**Collection entries**:
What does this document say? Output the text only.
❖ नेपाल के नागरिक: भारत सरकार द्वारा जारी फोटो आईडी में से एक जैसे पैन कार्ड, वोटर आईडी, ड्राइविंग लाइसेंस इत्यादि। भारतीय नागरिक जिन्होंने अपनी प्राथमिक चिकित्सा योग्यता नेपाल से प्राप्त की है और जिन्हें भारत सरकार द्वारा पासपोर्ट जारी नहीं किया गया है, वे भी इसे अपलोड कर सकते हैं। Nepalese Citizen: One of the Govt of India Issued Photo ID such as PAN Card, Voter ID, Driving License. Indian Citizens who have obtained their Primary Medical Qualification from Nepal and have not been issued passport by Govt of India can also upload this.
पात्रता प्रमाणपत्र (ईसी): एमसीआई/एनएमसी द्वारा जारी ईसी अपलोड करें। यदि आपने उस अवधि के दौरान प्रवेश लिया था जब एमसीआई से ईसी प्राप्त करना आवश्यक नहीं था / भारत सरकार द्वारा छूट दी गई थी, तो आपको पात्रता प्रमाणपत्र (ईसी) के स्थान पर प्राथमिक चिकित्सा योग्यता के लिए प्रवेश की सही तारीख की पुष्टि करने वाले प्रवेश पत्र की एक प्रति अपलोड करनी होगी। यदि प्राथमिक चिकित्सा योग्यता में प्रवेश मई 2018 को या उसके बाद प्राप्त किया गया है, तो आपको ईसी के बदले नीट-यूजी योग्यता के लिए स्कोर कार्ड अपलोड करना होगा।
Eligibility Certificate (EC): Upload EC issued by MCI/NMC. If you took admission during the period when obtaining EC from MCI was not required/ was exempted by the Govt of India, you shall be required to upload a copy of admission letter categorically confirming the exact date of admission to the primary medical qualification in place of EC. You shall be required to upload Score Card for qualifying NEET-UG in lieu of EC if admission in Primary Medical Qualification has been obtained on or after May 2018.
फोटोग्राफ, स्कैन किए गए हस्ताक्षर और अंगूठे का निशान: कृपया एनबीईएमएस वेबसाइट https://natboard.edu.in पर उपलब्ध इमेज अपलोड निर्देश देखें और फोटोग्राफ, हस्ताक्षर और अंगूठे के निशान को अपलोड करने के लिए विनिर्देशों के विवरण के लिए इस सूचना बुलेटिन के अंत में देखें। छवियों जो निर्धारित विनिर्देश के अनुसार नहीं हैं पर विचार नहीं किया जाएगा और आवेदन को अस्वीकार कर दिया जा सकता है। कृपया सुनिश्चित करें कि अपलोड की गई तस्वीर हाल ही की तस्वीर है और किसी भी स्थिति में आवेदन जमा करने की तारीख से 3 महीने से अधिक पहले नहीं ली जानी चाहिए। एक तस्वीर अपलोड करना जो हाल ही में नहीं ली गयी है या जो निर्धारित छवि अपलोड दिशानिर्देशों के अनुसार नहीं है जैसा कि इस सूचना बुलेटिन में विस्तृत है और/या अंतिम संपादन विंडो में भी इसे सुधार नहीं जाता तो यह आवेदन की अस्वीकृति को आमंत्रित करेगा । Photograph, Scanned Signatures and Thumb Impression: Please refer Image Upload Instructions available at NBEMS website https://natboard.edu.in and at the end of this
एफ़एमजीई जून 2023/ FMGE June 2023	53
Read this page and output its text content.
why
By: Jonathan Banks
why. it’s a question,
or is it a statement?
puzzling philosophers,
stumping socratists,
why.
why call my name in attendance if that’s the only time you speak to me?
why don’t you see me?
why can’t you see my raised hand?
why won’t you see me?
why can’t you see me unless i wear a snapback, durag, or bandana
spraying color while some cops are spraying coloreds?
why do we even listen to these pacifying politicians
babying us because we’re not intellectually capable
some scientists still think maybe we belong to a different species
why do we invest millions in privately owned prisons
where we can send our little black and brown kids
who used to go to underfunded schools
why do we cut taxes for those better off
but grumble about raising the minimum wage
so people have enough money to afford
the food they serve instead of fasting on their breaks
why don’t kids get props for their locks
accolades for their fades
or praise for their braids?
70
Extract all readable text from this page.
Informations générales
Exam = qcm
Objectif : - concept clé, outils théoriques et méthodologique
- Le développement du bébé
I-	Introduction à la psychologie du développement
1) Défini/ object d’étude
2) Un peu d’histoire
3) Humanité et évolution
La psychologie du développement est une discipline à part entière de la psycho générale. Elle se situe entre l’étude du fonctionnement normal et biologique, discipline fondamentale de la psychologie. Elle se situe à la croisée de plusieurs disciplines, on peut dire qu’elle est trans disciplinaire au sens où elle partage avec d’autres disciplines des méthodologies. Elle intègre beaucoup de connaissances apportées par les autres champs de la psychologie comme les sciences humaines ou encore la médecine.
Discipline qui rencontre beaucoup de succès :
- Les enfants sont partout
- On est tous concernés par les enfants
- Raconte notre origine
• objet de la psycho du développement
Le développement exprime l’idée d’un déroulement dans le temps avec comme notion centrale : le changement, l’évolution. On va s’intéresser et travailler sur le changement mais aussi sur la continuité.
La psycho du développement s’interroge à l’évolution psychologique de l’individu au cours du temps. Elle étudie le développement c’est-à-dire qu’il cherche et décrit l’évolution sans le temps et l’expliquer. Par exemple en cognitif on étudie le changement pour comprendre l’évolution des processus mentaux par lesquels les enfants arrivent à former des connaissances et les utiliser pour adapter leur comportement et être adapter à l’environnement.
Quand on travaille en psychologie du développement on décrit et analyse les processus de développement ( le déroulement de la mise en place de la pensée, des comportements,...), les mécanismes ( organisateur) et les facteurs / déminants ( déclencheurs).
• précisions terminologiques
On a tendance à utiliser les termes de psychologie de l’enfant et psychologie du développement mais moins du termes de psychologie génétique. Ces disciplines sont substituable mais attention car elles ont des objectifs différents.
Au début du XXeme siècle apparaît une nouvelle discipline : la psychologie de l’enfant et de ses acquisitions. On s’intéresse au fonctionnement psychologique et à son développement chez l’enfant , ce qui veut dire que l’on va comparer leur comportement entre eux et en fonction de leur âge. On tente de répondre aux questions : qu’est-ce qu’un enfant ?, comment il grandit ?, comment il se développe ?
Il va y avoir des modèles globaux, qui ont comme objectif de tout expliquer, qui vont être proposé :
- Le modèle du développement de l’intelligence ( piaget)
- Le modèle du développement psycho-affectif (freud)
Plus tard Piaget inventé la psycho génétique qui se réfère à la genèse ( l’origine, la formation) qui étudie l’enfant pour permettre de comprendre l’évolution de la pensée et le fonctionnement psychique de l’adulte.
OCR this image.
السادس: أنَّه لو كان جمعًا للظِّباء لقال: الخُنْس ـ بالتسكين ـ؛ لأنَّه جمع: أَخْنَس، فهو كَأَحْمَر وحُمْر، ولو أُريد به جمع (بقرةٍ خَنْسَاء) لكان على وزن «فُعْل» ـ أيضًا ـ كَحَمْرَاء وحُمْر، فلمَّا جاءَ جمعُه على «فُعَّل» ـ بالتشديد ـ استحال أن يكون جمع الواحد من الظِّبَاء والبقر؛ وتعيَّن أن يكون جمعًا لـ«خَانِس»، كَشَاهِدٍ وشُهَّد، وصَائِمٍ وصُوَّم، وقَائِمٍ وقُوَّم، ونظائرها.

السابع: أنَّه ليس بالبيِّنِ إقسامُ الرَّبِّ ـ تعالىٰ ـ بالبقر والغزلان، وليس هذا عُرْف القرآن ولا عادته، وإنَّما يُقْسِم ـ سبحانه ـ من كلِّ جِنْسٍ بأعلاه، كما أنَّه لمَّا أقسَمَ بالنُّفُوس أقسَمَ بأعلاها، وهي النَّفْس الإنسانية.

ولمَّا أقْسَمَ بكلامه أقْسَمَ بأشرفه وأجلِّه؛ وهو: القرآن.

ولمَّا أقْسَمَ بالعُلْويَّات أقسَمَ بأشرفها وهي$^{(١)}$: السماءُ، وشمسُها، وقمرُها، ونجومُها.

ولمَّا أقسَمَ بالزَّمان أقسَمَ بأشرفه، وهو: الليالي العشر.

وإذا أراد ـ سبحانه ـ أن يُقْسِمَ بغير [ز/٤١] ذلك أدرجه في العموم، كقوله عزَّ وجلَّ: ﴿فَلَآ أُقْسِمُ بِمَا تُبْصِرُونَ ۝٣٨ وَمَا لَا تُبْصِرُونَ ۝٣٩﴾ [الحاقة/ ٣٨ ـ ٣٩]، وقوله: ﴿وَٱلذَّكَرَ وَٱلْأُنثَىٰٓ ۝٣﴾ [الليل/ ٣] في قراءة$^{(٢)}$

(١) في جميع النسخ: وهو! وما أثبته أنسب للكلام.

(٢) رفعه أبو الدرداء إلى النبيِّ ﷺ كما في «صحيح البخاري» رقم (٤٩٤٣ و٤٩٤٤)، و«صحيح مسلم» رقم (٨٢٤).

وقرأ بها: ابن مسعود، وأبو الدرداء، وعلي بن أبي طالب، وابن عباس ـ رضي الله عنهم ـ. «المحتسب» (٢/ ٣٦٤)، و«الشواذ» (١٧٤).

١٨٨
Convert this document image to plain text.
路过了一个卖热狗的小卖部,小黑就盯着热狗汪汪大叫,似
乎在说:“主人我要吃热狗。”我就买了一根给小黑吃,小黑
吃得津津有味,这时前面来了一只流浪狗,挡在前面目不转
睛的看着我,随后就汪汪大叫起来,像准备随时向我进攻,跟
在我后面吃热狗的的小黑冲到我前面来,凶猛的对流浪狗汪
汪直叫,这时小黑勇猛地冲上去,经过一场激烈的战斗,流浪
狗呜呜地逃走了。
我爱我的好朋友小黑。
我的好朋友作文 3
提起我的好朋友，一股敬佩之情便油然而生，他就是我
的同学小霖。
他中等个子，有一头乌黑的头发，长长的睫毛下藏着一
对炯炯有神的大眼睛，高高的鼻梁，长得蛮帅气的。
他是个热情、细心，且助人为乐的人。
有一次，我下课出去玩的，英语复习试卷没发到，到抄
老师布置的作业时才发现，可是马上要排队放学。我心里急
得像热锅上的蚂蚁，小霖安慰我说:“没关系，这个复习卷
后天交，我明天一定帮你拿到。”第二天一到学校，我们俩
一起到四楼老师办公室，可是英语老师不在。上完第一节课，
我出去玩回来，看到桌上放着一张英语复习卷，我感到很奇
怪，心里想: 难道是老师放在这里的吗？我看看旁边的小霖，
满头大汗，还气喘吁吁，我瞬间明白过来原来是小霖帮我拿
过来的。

**Your goal**: Copy each line in the data that holds the word "mais".

**Problem solution**:
Le développement exprime l’idée d’un déroulement dans le temps avec comme notion centrale : le changement, l’évolution. On va s’intéresser et travailler sur le changement mais aussi sur la continuité.
On a tendance à utiliser les termes de psychologie de l’enfant et psychologie du développement mais moins du termes de psychologie génétique. Ces disciplines sont substituable mais attention car elles ont des objectifs différents.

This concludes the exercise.